For this exercise, repeat all of the material verbatim apart from its images.

--- DATASET EXCERPTS ---

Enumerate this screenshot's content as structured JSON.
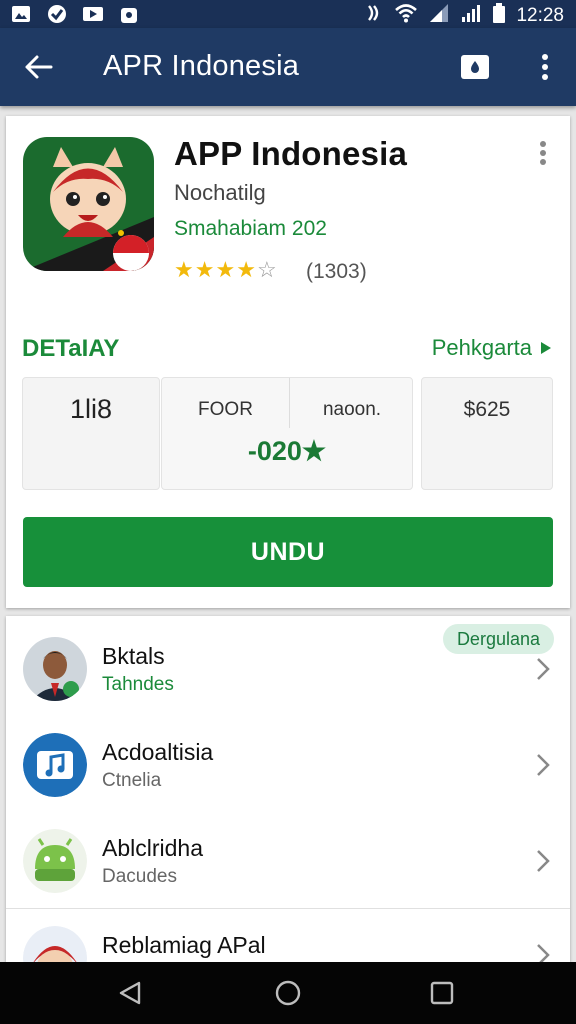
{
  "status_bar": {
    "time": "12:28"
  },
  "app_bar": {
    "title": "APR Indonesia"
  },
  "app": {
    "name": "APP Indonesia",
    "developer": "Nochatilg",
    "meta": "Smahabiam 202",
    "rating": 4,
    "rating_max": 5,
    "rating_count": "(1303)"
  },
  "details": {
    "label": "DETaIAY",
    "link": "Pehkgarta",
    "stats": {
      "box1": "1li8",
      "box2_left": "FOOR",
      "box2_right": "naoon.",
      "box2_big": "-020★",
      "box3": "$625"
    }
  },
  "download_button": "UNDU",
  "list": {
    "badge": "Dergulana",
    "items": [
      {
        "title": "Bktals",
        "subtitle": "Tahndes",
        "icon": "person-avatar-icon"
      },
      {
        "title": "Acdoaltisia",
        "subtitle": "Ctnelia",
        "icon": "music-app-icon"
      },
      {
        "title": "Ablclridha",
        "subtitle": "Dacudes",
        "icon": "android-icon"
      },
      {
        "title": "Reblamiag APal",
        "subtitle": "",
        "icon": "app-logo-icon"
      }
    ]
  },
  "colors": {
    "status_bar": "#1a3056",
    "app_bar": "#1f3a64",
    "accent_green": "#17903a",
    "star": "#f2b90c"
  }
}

---

_COMPLETE OUTPUT_
Enumerate this screenshot's content as structured JSON.
{
  "status_bar": {
    "time": "12:28"
  },
  "app_bar": {
    "title": "APR Indonesia"
  },
  "app": {
    "name": "APP Indonesia",
    "developer": "Nochatilg",
    "meta": "Smahabiam 202",
    "rating": 4,
    "rating_max": 5,
    "rating_count": "(1303)"
  },
  "details": {
    "label": "DETaIAY",
    "link": "Pehkgarta",
    "stats": {
      "box1": "1li8",
      "box2_left": "FOOR",
      "box2_right": "naoon.",
      "box2_big": "-020★",
      "box3": "$625"
    }
  },
  "download_button": "UNDU",
  "list": {
    "badge": "Dergulana",
    "items": [
      {
        "title": "Bktals",
        "subtitle": "Tahndes",
        "icon": "person-avatar-icon"
      },
      {
        "title": "Acdoaltisia",
        "subtitle": "Ctnelia",
        "icon": "music-app-icon"
      },
      {
        "title": "Ablclridha",
        "subtitle": "Dacudes",
        "icon": "android-icon"
      },
      {
        "title": "Reblamiag APal",
        "subtitle": "",
        "icon": "app-logo-icon"
      }
    ]
  },
  "colors": {
    "status_bar": "#1a3056",
    "app_bar": "#1f3a64",
    "accent_green": "#17903a",
    "star": "#f2b90c"
  }
}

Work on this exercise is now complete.